> _EXERCISE PROMPT_
Read the lines below. Copy out any that hold the string "Compress".

** start of INFORMATION SHOWN **

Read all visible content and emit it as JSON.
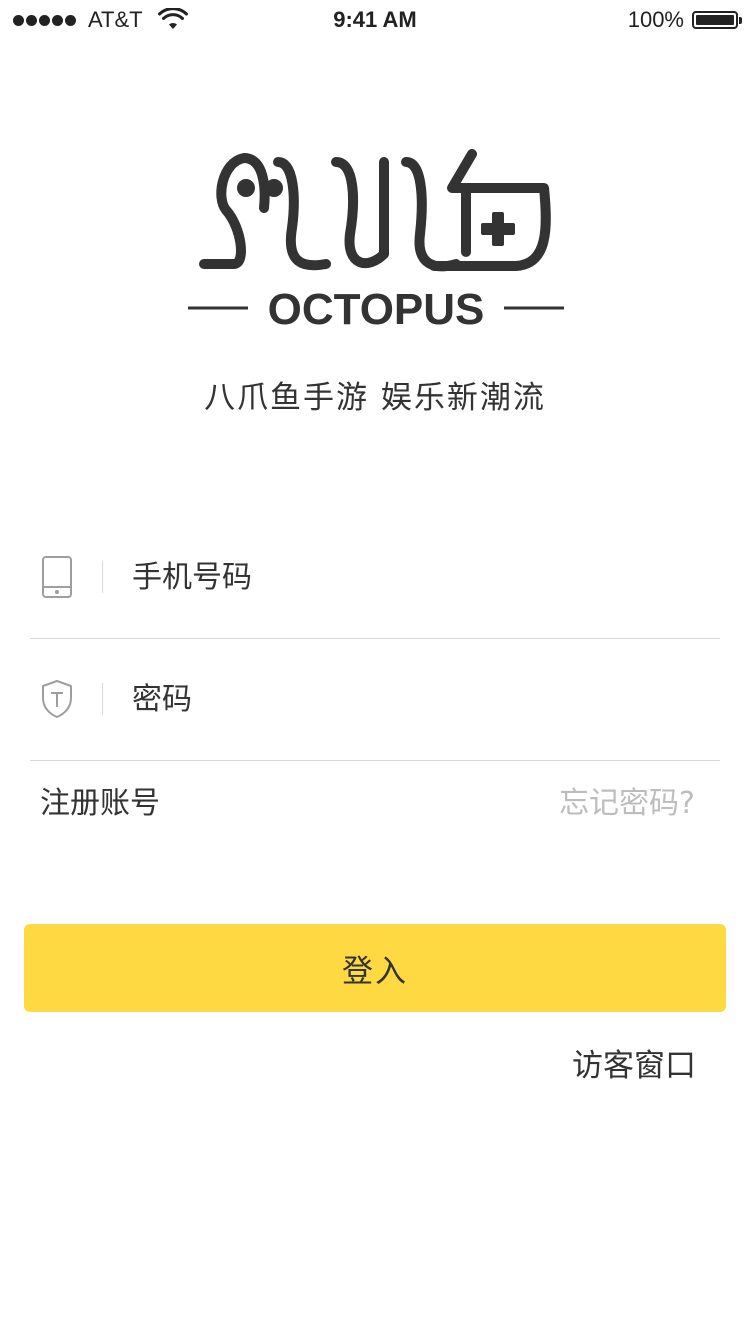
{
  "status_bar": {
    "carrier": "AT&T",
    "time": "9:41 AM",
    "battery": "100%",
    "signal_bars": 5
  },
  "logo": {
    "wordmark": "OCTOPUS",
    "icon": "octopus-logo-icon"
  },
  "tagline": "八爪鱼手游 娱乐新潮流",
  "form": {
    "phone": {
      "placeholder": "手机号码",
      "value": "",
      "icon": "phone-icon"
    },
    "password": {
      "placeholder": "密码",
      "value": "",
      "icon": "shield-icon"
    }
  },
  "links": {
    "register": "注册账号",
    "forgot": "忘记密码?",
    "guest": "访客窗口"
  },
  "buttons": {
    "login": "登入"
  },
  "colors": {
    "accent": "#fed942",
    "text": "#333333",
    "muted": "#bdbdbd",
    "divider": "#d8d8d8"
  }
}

** end of INFORMATION SHOWN **
** start of INFORMATION SHOWN **

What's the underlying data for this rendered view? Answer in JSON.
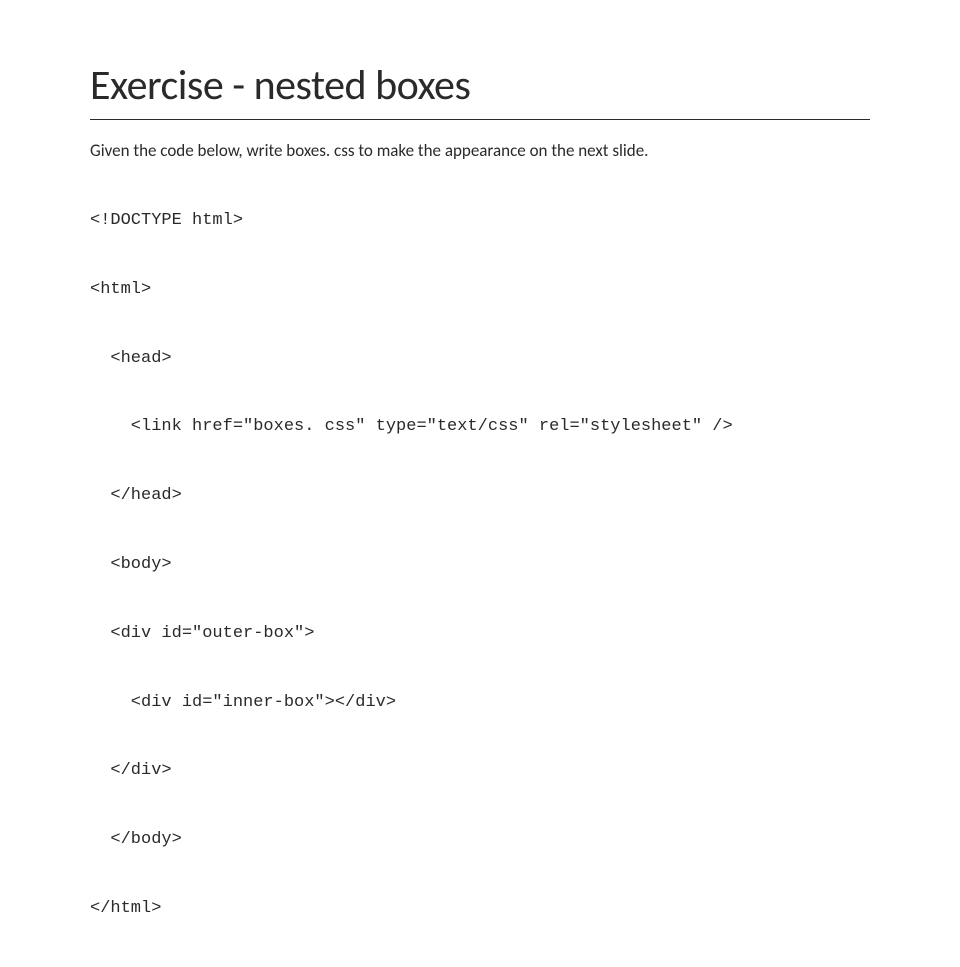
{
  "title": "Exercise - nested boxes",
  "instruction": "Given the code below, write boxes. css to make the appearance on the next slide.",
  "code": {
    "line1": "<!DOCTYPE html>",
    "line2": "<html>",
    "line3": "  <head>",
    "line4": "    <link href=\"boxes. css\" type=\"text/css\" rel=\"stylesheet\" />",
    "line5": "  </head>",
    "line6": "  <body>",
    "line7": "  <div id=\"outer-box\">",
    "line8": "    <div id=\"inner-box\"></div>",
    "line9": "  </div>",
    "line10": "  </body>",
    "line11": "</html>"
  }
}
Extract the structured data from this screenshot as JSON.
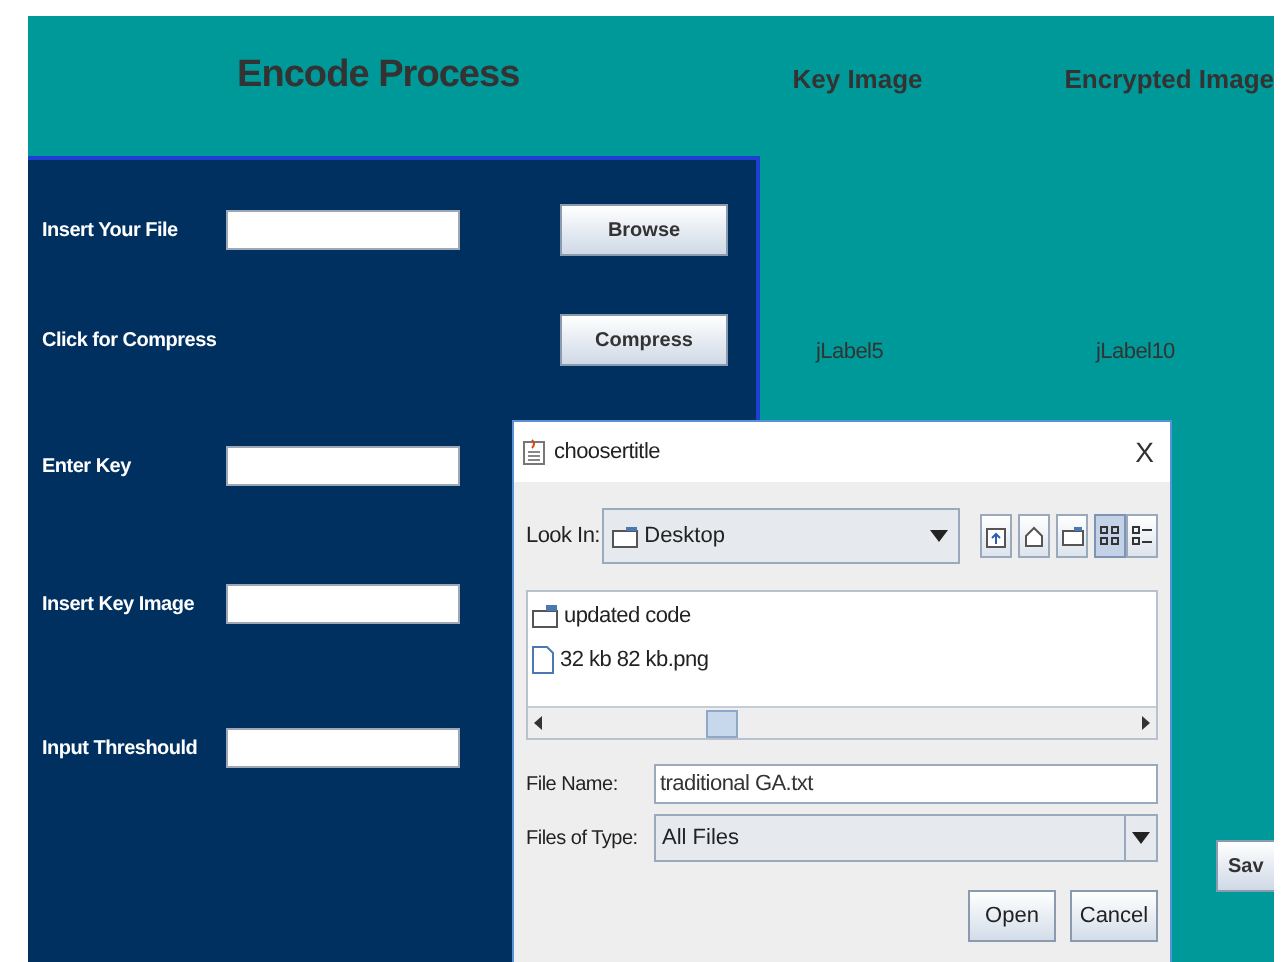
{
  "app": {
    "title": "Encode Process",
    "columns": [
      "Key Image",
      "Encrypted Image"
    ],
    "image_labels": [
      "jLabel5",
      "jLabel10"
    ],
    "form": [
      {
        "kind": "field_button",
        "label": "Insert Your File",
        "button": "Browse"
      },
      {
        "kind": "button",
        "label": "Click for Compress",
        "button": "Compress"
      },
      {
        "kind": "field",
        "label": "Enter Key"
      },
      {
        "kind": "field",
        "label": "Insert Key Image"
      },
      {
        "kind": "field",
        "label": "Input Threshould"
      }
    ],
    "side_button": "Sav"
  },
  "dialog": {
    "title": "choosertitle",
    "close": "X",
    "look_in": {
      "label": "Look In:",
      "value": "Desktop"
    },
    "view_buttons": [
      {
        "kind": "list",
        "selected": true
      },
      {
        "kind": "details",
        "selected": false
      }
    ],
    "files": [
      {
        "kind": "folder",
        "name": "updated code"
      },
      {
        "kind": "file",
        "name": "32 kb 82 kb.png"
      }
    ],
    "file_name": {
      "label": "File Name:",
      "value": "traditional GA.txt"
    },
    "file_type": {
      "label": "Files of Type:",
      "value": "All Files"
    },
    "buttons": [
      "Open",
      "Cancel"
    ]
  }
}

** end of INFORMATION SHOWN **

> _SOLUTION TO THIS PROBLEM_
        "label": "Click for Compress",
        "button": "Compress"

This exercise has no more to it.